## Do this
Track down the lines that contain "přenosu" and copy them.

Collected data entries

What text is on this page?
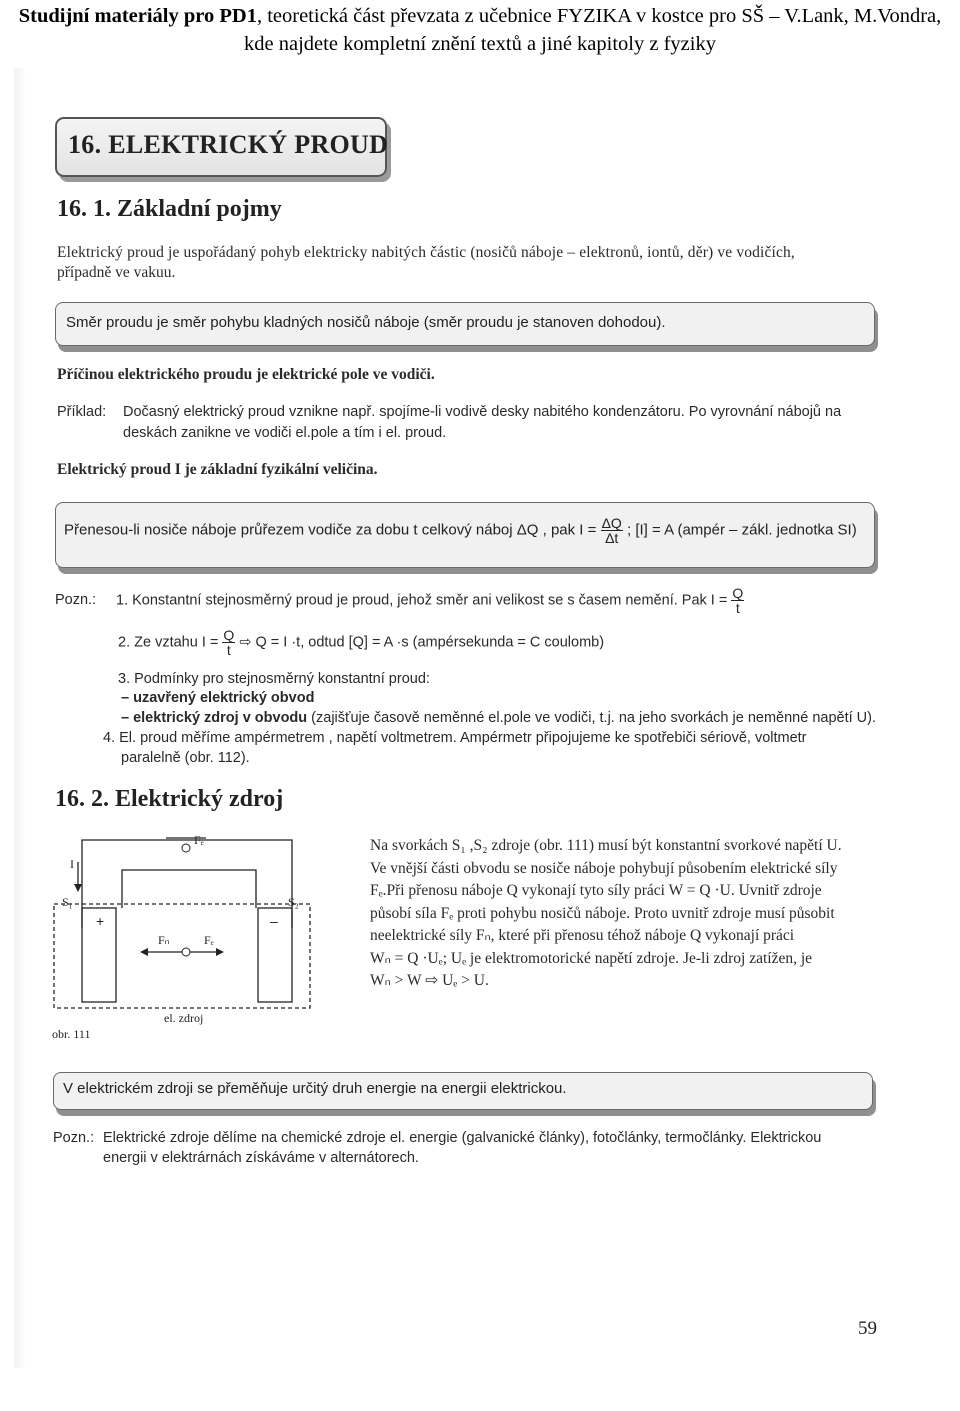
Studijní materiály pro PD1, teoretická část převzata z učebnice FYZIKA v kostce pro SŠ – V.Lank, M.Vondra,
kde najdete kompletní znění textů a jiné kapitoly z fyziky
16. ELEKTRICKÝ PROUD
16. 1. Základní pojmy
Elektrický proud je uspořádaný pohyb elektricky nabitých částic (nosičů náboje – elektronů, iontů, děr) ve vodičích,
případně ve vakuu.
Směr proudu je směr pohybu kladných nosičů náboje (směr proudu je stanoven dohodou).
Příčinou elektrického proudu je elektrické pole ve vodiči.
Příklad: Dočasný elektrický proud vznikne např. spojíme-li vodivě desky nabitého kondenzátoru. Po vyrovnání nábojů na
deskách zanikne ve vodiči el.pole a tím i el. proud.
Elektrický proud I je základní fyzikální veličina.
Přenesou-li nosiče náboje průřezem vodiče za dobu t celkový náboj ΔQ , pak $I = \frac{\Delta Q}{\Delta t}$ ; [I] = A (ampér – zákl. jednotka SI)
Pozn.: 1. Konstantní stejnosměrný proud je proud, jehož směr ani velikost se s časem nemění. Pak $I = \frac{Q}{t}$
2. Ze vztahu $I = \frac{Q}{t}$ ⇨ Q = I ·t, odtud [Q] = A ·s (ampérsekunda = C coulomb)
3. Podmínky pro stejnosměrný konstantní proud:
– uzavřený elektrický obvod
– elektrický zdroj v obvodu (zajišťuje časově neměnné el.pole ve vodiči, t.j. na jeho svorkách je neměnné napětí U).
4. El. proud měříme ampérmetrem , napětí voltmetrem. Ampérmetr připojujeme ke spotřebiči sériově, voltmetr
paralelně (obr. 112).
16. 2. Elektrický zdroj
Fₑ
I
S₁	S₂
+	–
Fₙ	Fₑ
el. zdroj
obr. 111
Na svorkách S₁ ,S₂ zdroje (obr. 111) musí být konstantní svorkové napětí U.
Ve vnější části obvodu se nosiče náboje pohybují působením elektrické síly
Fₑ.Při přenosu náboje Q vykonají tyto síly práci W = Q ·U. Uvnitř zdroje
působí síla Fₑ proti pohybu nosičů náboje. Proto uvnitř zdroje musí působit
neelektrické síly Fₙ, které při přenosu téhož náboje Q vykonají práci
Wₙ = Q ·Uₑ; Uₑ je elektromotorické napětí zdroje. Je-li zdroj zatížen, je
Wₙ > W ⇨ Uₑ > U.
V elektrickém zdroji se přeměňuje určitý druh energie na energii elektrickou.
Pozn.: Elektrické zdroje dělíme na chemické zdroje el. energie (galvanické články), fotočlánky, termočlánky. Elektrickou
energii v elektrárnách získáváme v alternátorech.
59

## Output of the task
Fₑ.Při přenosu náboje Q vykonají tyto síly práci W = Q ·U. Uvnitř zdroje
neelektrické síly Fₙ, které při přenosu téhož náboje Q vykonají práci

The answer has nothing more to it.